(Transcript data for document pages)
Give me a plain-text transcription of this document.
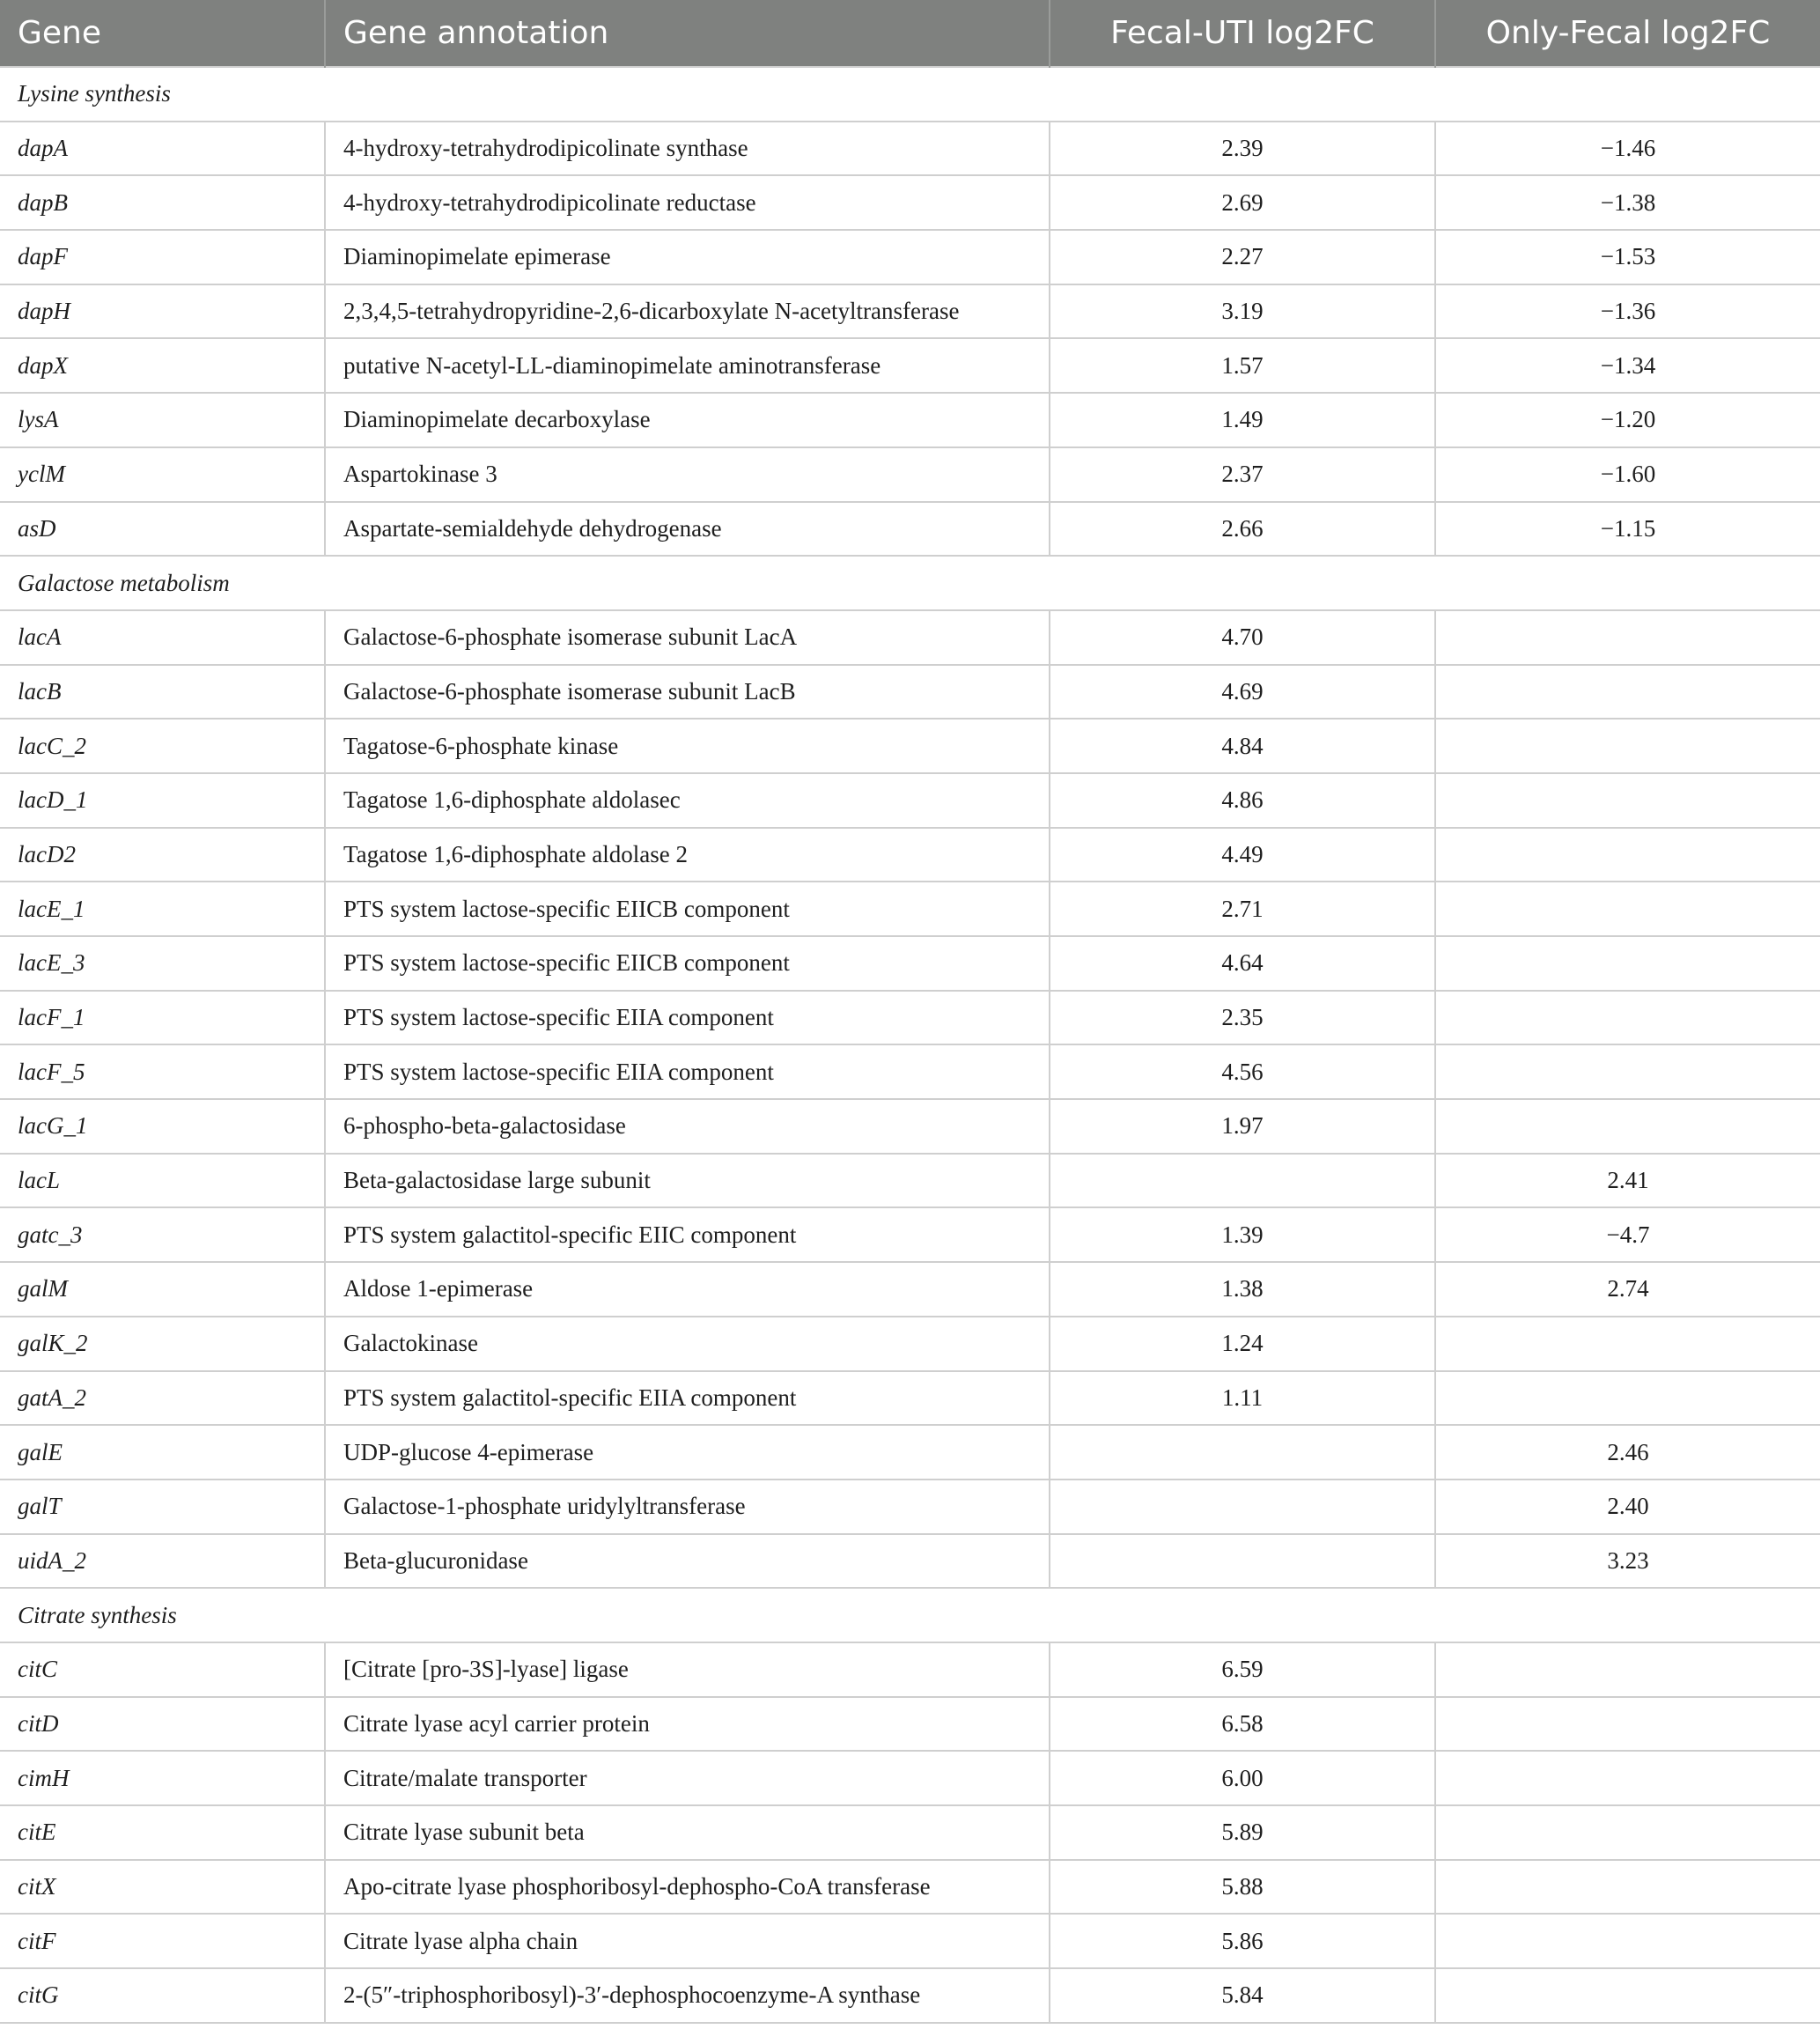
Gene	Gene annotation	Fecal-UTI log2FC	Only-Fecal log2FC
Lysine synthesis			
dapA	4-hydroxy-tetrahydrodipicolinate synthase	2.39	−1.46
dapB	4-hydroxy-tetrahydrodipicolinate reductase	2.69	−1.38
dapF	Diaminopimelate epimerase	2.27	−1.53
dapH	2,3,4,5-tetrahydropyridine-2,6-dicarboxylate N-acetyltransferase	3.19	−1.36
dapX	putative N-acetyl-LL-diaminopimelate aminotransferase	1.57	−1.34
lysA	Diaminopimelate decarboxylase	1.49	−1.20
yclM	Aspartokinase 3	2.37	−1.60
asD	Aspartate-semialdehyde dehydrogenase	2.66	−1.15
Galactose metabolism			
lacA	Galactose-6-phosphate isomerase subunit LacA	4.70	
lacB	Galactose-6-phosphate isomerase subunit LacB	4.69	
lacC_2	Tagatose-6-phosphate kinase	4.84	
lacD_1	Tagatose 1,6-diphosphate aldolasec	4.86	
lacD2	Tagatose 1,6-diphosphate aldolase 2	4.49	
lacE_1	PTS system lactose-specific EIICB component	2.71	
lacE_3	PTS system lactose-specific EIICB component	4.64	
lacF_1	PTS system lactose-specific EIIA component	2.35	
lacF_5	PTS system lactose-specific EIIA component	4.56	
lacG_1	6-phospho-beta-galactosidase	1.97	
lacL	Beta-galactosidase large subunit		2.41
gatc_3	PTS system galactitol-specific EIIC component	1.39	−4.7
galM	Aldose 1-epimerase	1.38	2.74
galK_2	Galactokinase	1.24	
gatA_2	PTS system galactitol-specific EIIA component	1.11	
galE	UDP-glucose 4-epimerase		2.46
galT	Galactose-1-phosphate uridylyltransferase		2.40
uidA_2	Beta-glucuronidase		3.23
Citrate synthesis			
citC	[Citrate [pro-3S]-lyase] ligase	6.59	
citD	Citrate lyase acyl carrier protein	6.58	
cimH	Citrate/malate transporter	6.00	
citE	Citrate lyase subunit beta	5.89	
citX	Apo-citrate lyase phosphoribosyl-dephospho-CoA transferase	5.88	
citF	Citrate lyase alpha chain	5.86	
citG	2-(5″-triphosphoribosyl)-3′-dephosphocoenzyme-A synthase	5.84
==
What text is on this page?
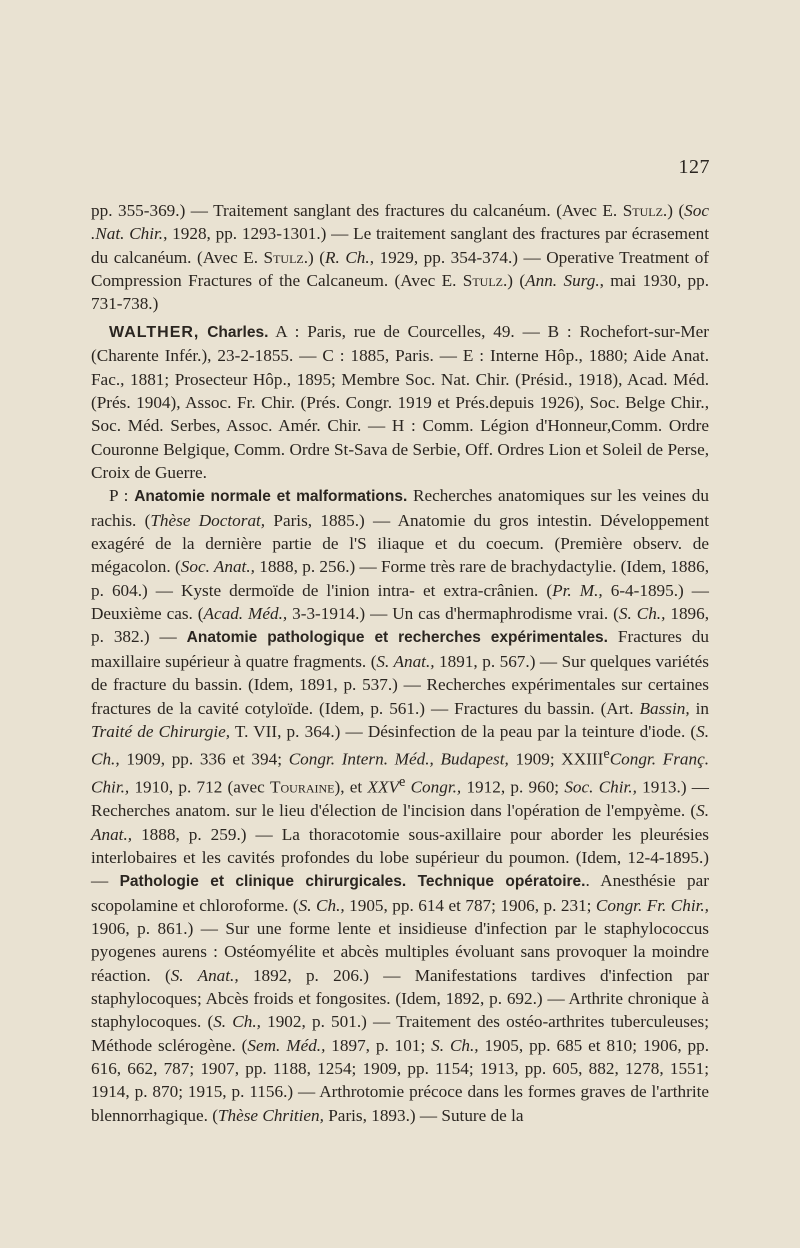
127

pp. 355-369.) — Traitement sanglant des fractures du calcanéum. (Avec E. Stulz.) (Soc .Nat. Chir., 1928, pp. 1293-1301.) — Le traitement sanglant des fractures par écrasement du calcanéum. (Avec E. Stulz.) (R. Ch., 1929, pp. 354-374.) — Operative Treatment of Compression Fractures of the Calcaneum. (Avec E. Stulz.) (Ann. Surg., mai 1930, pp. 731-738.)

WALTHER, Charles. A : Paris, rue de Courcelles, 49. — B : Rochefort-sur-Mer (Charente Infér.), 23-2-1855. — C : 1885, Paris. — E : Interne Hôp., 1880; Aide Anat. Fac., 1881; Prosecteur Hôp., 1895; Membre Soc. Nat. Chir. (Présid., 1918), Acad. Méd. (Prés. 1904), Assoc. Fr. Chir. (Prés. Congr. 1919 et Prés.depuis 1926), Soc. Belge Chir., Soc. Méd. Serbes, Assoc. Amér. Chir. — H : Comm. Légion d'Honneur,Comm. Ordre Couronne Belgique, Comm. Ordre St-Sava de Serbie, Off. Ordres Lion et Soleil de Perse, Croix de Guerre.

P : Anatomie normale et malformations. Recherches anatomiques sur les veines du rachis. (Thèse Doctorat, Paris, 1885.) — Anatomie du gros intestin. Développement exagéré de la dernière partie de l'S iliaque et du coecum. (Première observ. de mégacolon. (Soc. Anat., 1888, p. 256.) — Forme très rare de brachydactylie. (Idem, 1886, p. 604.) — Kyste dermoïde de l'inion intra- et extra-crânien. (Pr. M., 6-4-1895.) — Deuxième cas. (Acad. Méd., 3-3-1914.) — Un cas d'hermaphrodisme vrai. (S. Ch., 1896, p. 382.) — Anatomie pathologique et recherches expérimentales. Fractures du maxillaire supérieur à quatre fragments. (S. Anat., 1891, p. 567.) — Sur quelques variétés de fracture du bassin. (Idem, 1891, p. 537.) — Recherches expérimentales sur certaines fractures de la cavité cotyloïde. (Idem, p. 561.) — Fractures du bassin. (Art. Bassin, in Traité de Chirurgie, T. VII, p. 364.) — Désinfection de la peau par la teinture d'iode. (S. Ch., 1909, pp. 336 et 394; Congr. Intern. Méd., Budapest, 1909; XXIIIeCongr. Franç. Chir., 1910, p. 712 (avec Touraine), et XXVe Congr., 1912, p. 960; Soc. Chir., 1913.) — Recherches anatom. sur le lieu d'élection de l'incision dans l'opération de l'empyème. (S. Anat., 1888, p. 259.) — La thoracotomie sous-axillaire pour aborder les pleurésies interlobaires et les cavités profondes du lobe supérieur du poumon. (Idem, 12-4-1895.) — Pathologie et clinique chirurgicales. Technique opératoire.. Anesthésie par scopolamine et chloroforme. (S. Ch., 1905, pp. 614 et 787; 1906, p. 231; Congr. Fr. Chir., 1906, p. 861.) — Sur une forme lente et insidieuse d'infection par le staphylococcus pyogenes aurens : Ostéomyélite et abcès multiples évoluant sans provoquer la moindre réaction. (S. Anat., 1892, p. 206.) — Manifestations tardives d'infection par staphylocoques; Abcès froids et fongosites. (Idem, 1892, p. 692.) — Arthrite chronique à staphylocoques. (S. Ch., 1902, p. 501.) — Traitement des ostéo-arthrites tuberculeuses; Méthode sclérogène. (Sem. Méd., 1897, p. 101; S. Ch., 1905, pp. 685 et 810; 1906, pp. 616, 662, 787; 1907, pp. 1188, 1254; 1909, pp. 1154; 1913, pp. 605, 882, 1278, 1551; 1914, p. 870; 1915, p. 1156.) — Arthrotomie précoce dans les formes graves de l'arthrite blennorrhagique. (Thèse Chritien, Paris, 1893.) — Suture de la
...
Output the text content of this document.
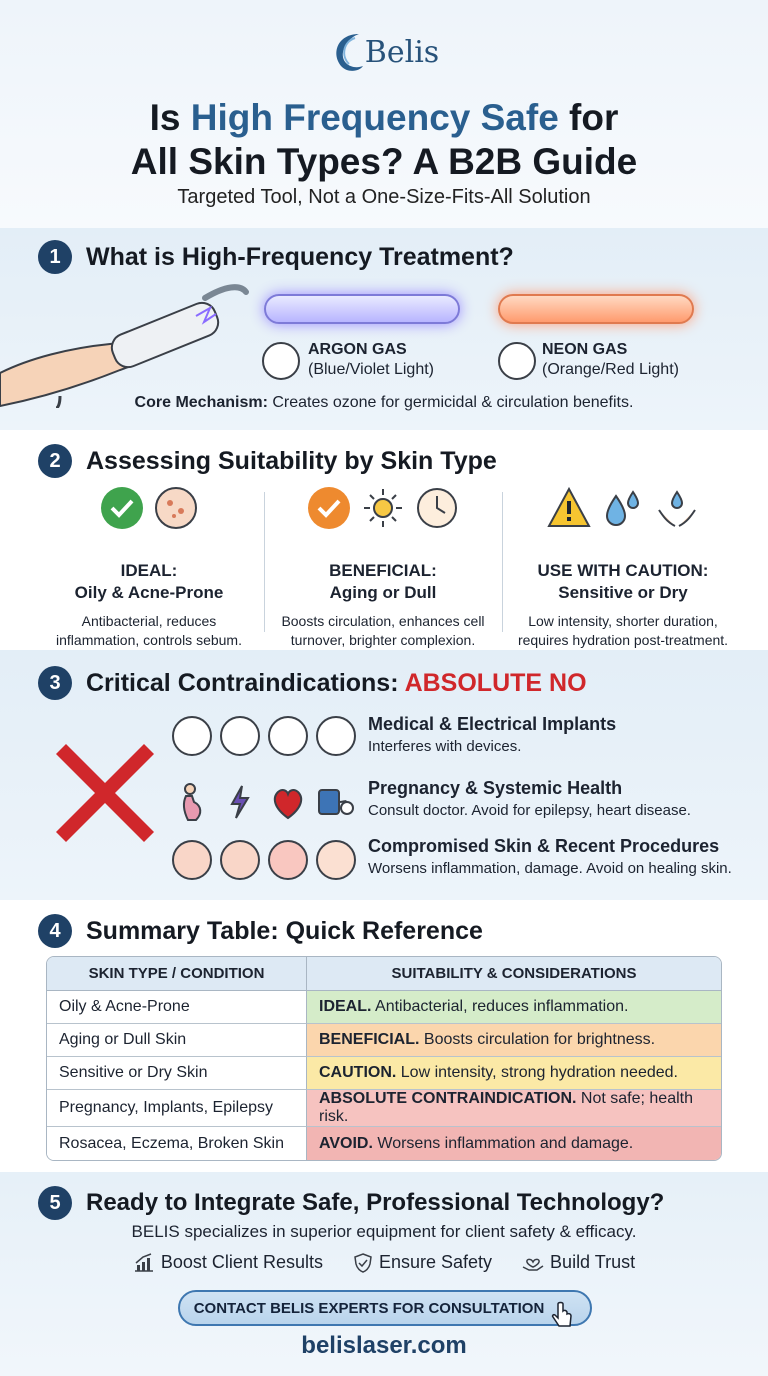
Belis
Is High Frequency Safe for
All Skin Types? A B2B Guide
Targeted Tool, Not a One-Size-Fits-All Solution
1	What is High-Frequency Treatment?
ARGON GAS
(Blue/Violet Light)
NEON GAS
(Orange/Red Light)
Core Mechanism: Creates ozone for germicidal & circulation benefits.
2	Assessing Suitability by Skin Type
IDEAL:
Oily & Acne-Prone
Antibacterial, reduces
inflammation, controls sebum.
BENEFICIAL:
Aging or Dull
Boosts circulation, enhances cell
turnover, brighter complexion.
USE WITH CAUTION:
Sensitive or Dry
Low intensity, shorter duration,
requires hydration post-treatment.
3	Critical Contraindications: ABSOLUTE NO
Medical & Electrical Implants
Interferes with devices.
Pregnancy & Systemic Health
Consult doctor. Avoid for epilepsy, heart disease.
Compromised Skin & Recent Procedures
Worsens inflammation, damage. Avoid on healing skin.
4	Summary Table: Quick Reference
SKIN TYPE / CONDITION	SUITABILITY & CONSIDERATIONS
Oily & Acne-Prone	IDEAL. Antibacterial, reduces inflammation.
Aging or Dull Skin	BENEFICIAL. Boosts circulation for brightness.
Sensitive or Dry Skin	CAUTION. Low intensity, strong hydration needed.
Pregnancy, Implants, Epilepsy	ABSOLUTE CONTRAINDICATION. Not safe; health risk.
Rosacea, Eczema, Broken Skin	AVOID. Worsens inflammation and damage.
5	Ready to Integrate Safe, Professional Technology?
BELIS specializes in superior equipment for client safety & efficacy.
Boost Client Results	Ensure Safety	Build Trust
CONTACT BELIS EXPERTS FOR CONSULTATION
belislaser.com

[Task prompt]
A complete answer gives every line of the data that includes "IDEAL".

[Answer to this task]
IDEAL:
Oily & Acne-Prone	IDEAL. Antibacterial, reduces inflammation.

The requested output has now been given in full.